-------- Vorliegender Text --------
Arbeitsrecht

Berücksichtigung von Vordienstzeiten für die Bemessung des Ruhegehalts

Aktenzeichen  M 21 K 14.213

Datum:
26.2.2016
Rechtsgebiet:
Fundstelle:
BeckRS – 2016, 137124
Gerichtsart:
VG
Gerichtsort:
München
Rechtsweg:
Verwaltungsgerichtsbarkeit
Normen:
BeamtVG § 10 S. 1 Nr. 1, Nr. 2, § 12 Abs. 1 S. 1 Nr. 1, § 49 Abs. 2 S. 2
BBG § 17 Abs. 4 Nr. 1
LAP-gntDBWVV § 4
BeamtVGVwV Tz. 1.8.2

 

Leitsatz

1. Zeiten im privatrechtlichen Arbeitsverhältnis im öffentlichen Dienst können nur dann nach § 10 S. 2 BeamtVG als ruhegehaltfähig berücksichtigt werden, wenn zwischen der Tätigkeit im Arbeitsverhältnis und der Ernennung ein funktioneller Zusammenhang besteht, welcher gegeben ist, wenn die Ernennung wesentlich auf die Fähigkeiten und Erfahrungen zurückzuführen ist, die der Beamte durch die vordienstliche Tätigkeit erworben hat. Das Erfordernis des funktionellen Zusammenhangs zwischen vordienstlicher Tätigkeit und Ernennung umfasst die weitere gesetzliche Voraussetzung, dass es sich dabei um eine für die Laufbahn des Beamten förderliche Tätigkeit gehandelt haben muss. (Rn. 16 – 17) (redaktioneller Leitsatz)
2. Aus diesem funktionellen Zusammenhang folgt, dass unter „Ernennung“ im Sinne des § 10 BeamtVG die Entscheidung zu verstehen ist, durch die ein Beamtenverhältnis auf Probe begründet wird. Die Ernennung zum Beamtenanwärter unter Berufung in ein Beamtenverhältnis auf Widerruf wird von § 10 BeamtVG nicht erfasst. (Rn. 18) (redaktioneller Leitsatz)
-------- Materialauszug --------
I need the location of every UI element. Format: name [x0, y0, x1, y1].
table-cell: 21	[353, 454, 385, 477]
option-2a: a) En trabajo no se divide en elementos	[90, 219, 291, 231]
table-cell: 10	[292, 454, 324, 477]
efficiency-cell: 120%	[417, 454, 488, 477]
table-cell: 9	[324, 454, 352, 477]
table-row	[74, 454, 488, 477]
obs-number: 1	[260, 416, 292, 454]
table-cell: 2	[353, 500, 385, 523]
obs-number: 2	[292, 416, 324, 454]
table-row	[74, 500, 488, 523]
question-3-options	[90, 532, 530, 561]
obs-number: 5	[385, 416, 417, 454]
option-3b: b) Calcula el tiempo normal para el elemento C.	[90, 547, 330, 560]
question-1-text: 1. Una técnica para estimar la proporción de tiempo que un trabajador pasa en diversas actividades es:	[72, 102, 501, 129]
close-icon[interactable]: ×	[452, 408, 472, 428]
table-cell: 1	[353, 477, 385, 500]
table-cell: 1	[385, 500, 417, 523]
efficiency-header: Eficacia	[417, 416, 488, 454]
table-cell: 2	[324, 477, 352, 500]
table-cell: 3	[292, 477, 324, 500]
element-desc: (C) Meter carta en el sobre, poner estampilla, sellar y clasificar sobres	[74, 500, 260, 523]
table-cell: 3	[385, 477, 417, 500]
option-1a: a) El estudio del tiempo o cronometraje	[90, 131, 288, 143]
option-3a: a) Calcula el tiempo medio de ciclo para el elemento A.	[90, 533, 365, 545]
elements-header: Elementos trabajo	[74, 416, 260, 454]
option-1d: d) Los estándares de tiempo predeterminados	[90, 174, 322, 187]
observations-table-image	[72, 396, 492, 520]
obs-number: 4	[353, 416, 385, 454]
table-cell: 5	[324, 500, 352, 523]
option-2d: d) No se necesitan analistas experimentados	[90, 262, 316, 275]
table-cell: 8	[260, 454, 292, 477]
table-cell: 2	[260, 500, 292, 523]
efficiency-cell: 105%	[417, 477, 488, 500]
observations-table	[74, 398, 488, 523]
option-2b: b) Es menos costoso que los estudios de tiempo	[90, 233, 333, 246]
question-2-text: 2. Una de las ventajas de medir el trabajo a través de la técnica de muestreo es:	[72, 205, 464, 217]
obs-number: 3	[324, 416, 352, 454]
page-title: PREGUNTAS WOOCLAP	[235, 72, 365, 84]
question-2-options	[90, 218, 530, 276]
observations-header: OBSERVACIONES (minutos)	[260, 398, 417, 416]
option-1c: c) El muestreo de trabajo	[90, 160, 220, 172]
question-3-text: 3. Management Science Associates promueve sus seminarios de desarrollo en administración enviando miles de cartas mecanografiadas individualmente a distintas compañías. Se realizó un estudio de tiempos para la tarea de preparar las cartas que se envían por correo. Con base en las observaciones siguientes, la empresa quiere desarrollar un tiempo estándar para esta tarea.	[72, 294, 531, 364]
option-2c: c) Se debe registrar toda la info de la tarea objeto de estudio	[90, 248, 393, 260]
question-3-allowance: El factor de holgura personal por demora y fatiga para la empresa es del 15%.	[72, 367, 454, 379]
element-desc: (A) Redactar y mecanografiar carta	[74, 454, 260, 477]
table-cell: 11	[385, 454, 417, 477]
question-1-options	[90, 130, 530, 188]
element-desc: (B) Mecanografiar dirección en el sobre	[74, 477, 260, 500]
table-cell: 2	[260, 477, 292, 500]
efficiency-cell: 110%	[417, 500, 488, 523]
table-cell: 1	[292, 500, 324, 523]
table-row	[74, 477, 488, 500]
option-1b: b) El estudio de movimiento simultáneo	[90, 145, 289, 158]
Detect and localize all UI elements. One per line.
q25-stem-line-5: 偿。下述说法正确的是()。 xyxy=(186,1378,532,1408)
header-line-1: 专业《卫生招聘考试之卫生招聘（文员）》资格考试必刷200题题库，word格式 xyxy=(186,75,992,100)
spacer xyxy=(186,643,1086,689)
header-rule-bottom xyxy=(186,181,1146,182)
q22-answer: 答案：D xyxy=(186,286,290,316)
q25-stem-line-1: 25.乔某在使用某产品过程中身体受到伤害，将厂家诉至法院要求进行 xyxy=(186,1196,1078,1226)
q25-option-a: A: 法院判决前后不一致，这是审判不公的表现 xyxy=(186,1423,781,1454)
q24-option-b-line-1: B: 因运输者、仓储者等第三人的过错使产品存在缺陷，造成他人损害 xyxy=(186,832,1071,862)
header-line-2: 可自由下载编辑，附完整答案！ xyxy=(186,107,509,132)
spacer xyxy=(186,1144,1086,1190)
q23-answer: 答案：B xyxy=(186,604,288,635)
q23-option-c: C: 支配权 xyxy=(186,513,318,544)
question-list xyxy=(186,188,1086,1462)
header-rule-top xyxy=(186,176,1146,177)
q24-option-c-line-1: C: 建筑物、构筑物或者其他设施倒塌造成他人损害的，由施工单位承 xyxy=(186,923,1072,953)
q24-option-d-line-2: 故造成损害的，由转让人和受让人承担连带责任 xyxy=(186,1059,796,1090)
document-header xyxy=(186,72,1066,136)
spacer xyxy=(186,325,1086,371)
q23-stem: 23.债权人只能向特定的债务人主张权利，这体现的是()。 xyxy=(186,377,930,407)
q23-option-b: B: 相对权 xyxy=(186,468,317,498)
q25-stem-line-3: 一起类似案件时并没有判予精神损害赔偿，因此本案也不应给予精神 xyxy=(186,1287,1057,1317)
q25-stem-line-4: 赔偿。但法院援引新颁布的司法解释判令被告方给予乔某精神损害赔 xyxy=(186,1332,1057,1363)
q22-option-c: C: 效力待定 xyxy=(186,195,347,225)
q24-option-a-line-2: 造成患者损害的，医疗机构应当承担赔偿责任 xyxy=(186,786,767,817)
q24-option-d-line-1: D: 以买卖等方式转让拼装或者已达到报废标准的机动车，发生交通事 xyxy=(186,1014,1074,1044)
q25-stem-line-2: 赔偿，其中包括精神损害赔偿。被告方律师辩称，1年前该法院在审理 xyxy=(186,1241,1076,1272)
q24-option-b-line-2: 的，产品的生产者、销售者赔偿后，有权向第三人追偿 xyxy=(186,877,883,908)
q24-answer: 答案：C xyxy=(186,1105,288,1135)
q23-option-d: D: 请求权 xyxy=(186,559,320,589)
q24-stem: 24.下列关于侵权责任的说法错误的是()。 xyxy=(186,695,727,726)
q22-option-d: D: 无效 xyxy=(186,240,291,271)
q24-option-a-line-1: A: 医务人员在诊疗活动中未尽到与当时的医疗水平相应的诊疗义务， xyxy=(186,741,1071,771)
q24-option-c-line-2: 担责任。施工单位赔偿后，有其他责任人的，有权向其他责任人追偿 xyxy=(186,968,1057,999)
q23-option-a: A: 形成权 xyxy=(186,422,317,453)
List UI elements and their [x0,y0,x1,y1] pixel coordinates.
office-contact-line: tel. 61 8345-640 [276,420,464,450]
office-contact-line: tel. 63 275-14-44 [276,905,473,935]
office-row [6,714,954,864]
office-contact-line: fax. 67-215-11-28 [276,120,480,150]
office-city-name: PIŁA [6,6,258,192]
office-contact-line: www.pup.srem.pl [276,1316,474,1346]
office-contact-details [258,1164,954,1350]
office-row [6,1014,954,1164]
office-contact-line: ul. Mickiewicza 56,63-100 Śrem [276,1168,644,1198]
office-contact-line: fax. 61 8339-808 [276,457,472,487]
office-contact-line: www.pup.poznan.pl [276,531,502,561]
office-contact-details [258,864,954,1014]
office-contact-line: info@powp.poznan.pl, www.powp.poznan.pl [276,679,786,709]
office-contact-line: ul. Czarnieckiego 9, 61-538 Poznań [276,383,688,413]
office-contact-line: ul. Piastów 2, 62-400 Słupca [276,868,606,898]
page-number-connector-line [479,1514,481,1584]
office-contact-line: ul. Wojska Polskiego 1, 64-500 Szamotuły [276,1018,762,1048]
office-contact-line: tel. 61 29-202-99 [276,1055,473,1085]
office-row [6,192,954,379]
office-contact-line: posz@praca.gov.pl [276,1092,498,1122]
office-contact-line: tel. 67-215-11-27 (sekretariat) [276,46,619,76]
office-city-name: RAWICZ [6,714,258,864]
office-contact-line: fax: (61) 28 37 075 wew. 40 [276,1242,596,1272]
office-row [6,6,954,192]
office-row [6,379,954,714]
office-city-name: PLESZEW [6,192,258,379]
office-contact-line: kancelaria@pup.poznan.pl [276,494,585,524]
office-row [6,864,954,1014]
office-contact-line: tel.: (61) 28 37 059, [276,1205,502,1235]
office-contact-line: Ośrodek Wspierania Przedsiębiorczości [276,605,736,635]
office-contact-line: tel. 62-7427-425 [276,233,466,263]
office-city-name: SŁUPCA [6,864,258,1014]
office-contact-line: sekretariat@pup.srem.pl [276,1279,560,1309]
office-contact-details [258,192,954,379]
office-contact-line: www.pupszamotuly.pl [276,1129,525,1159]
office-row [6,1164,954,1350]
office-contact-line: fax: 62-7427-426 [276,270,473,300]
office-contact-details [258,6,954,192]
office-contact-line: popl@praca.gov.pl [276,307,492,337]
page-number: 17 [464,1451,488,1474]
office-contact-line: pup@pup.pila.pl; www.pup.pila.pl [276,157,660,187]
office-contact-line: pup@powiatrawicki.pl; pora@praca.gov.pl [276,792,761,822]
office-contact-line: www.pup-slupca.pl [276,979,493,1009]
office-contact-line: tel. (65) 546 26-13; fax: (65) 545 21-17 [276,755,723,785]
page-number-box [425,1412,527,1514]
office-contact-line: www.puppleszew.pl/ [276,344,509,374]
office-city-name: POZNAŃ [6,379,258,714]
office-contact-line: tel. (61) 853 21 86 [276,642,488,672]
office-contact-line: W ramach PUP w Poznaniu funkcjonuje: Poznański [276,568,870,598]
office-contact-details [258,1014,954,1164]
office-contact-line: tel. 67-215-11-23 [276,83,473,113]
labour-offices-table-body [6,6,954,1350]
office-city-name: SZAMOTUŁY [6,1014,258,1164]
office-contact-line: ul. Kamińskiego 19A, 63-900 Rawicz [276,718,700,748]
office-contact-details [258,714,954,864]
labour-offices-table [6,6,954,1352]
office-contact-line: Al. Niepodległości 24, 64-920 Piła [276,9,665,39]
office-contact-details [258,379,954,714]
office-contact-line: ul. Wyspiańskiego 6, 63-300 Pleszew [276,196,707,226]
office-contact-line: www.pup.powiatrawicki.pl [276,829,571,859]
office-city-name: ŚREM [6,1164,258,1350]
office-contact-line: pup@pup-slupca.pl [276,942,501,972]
--------
▶ [Gestellte Aufgabe]:
Können Sie den Text über die Vordienstzeiten beim Ruhegehalt nach seinem letzten Satz fortführen? Das Material hat mit dem Text über die Vordienstzeiten beim Ruhegehalt nichts zu tun.

▶ [Ergebnis]:
3. Eine dem mittleren Dienst vergleichbare Tätigkeit als Angestellter im öffentlichen Dienst ist dann keine förderliche und damit ruhegehaltfähige Vordienstzeit im Sinne des § 10 Satz 1 Nr. 2 BeamtVG, wenn die Anforderungen an die Ernennung des Beamten in der Laufbahn des gehobenen Dienstes im Wesentlichen durch die Ableistung des Vorbereitungsdienstes und das Bestehen der Laufbahnprüfung erfüllt werden. Dies ist nicht der Fall, wenn die Vortätigkeit im Funktionszusammenhang allein mit dem – für eine Anerkennung als ruhegehaltfähige Dienstzeit gemäß § 10 BeamtVG nicht ausreichenden – Zugang zum Vorbereitungsdienst steht, nicht jedoch mit der Ernennung zum Beamten. (Rn. 20 – 21) (redaktioneller Leitsatz)

Tenor

I. Die Klage wird abgewiesen. 
II. Der Kläger hat die Kosten des Verfahrens zu tragen.
III. Die Kostenentscheidung ist vorläufig vollstreckbar.

Gründe

1. Die zulässige Klage ist nicht begründet.
Der Kläger hat keinen Anspruch auf Anerkennung seiner im Zeitraum vom 25. Februar 2000 bis zum 30. September 2009 zurückgelegten Beschäftigungszeit als ruhegehaltfähige Dienstzeit. Der dieses Begehren ablehnende Bescheid der Wehrbereichsverwaltung Süd vom 11. März 2013 in der Gestalt des Widerspruchsbescheides des BAPersBw vom 20. November 2013 ist rechtmäßig und verletzt den Kläger nicht in seinen Rechten (§ 113 Abs. 5 Satz 1 VwGO).
1.1 Ob Zeiten als ruhegehaltfähige Dienstzeit zu berücksichtigen sind, soll nach § 49 Abs. 2 Satz 2 Halbs. 1 BeamtVG in der Regel bei der Berufung in das Beamtenverhältnis entschieden werden. Ein solcher Verwaltungsakt kann mit der auf Anerkennung weiterer ruhegehaltfähiger Dienstzeiten gerichteten Verpflichtungsklage im Sinne des § 42 Abs. 2 VwGO angegriffen werden.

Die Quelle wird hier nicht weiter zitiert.